PROVIDED MATERIAL:
# # # #
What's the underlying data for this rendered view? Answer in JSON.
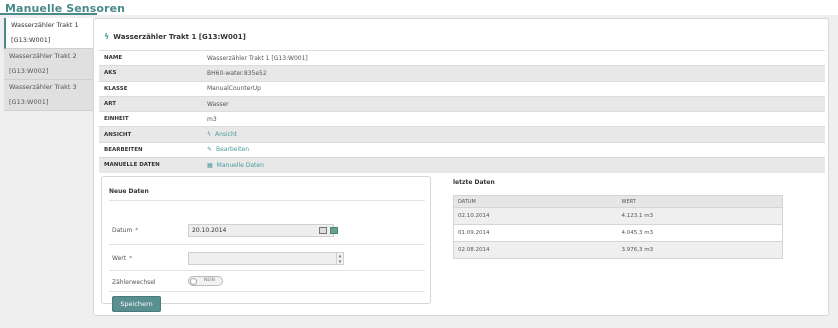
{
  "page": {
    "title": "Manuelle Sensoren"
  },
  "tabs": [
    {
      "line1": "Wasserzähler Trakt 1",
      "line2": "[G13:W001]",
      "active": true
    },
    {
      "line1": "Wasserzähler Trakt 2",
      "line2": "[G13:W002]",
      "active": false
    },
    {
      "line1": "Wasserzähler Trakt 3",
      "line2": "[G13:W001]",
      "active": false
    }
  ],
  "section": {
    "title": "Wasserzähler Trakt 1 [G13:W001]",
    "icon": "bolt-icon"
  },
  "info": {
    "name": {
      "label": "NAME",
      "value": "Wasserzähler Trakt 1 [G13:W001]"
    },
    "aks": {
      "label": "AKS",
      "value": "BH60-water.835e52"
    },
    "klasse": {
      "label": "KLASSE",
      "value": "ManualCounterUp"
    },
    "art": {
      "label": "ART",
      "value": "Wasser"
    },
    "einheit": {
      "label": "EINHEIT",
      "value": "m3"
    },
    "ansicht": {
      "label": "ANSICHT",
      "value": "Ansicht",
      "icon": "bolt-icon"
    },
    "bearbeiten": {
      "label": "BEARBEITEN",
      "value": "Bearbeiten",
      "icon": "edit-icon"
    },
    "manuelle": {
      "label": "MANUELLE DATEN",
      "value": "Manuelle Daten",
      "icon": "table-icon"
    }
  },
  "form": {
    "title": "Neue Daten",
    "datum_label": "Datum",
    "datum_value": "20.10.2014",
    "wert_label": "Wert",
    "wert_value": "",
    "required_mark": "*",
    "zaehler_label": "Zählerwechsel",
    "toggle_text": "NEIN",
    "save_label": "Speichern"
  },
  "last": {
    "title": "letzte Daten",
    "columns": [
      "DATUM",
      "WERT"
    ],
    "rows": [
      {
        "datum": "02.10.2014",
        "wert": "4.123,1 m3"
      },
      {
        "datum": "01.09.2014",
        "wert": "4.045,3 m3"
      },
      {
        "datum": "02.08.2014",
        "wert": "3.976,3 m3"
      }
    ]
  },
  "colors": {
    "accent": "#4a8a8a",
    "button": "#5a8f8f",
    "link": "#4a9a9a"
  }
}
# # # #
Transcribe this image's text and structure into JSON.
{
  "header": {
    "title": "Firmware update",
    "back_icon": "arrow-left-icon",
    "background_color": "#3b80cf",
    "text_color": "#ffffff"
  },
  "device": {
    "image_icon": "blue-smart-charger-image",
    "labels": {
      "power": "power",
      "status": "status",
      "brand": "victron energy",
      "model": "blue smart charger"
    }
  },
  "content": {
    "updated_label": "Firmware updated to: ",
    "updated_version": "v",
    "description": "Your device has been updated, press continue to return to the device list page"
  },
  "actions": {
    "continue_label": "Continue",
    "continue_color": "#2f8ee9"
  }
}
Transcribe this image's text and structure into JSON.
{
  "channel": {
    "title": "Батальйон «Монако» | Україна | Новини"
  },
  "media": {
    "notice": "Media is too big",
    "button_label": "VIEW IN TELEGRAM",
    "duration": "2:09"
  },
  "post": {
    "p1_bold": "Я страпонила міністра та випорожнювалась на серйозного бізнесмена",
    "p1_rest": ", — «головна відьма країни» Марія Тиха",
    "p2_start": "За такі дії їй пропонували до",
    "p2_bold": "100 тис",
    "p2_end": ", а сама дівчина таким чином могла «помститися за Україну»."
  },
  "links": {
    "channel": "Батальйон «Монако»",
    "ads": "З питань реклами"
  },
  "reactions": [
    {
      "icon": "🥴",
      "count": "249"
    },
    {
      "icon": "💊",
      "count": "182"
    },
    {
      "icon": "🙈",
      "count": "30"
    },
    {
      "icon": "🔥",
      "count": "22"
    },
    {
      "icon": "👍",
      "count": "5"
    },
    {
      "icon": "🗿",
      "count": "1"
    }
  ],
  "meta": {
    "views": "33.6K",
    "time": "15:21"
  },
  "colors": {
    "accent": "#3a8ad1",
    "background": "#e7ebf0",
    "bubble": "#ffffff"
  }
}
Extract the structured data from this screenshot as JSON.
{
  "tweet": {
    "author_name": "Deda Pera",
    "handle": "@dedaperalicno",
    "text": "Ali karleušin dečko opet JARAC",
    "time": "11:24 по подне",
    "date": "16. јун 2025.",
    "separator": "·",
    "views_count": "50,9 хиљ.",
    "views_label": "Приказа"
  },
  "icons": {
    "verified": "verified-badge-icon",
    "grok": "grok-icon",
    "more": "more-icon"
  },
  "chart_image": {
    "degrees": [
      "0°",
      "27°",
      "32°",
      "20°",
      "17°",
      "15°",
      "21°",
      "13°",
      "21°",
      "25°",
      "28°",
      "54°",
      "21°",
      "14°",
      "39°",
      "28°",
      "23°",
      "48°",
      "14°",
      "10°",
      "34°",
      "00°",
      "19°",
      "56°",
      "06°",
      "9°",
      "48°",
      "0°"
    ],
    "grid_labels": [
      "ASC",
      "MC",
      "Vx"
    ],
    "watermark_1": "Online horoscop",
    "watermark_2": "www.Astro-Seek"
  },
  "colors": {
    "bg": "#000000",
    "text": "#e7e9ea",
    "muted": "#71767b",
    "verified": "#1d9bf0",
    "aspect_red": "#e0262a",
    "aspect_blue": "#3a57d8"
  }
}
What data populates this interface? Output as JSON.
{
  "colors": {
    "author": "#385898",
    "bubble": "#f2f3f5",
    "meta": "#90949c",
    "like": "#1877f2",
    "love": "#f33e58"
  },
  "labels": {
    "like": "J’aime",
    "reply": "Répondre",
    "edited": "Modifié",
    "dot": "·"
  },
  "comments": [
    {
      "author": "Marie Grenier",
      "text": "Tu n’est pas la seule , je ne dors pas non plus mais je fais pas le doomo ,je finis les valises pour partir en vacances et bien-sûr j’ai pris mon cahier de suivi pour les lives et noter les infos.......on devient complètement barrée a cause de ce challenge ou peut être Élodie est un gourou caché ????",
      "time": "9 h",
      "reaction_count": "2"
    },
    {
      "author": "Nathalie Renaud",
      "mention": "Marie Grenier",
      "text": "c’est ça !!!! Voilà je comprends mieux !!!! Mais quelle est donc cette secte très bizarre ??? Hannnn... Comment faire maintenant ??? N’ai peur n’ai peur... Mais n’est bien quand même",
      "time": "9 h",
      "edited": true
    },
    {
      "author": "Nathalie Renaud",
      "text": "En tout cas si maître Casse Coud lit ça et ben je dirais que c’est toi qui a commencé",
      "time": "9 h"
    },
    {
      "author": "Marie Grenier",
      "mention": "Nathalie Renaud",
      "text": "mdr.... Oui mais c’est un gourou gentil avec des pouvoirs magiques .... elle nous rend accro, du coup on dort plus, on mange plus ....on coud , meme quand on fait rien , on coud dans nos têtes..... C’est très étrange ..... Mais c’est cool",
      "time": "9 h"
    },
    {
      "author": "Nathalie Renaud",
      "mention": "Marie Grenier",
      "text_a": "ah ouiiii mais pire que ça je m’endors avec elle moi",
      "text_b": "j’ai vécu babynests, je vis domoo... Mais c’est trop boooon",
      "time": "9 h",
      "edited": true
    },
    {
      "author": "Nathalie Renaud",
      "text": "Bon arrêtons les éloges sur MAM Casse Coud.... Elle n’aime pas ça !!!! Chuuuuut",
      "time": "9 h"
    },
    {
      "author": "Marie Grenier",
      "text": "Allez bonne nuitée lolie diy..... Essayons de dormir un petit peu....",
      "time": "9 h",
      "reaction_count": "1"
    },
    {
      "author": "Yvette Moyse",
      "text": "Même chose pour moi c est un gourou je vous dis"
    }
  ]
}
# # # #
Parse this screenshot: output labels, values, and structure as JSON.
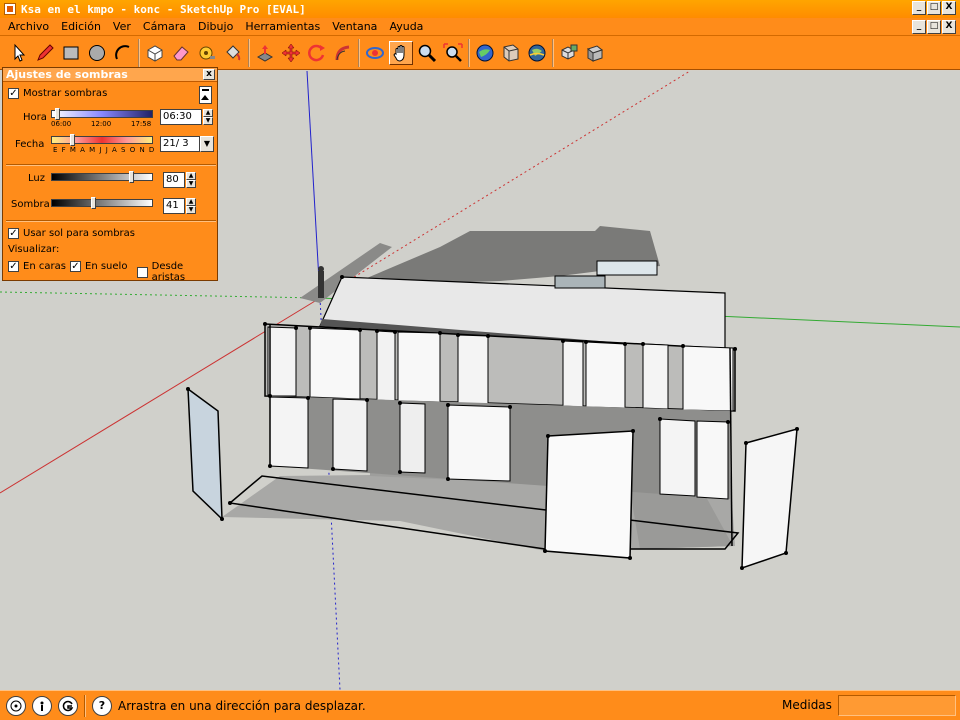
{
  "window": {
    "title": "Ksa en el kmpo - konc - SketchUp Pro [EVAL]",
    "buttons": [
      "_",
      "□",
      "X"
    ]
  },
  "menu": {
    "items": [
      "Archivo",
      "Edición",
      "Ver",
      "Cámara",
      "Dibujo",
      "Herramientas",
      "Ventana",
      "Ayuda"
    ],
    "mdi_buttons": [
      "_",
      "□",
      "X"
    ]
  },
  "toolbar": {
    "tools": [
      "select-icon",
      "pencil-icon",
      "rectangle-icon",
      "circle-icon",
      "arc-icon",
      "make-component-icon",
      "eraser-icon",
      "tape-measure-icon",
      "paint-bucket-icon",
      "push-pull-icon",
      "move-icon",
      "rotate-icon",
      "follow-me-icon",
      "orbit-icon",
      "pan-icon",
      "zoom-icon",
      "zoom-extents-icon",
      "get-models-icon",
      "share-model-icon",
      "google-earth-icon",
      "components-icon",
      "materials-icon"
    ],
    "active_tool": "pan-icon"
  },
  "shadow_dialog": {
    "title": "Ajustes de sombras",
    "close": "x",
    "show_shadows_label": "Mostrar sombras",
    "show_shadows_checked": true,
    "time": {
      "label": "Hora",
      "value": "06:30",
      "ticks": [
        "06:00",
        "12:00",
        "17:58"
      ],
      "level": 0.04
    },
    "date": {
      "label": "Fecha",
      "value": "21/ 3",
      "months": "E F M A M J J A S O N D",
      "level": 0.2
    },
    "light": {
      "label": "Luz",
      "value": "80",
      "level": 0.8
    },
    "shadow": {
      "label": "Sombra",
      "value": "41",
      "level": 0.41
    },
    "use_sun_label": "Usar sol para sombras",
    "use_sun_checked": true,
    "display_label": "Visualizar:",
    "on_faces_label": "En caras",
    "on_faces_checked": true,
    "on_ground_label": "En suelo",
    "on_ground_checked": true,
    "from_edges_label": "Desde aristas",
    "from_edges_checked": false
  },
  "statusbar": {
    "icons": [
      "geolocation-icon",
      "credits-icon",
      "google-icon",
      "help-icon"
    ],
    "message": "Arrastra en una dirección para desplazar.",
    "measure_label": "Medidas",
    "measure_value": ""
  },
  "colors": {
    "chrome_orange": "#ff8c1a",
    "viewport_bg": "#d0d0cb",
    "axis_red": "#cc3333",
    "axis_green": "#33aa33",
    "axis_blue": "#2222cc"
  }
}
# # # #
SET EXERCISE: Copy every line that includes the string "data" from the material above.

OUTPUT OF THE TASK:
What's the underlying data for this rendered view? Answer in JSON.
Extract the structured data from this screenshot as JSON.
What data populates this interface? Output as JSON.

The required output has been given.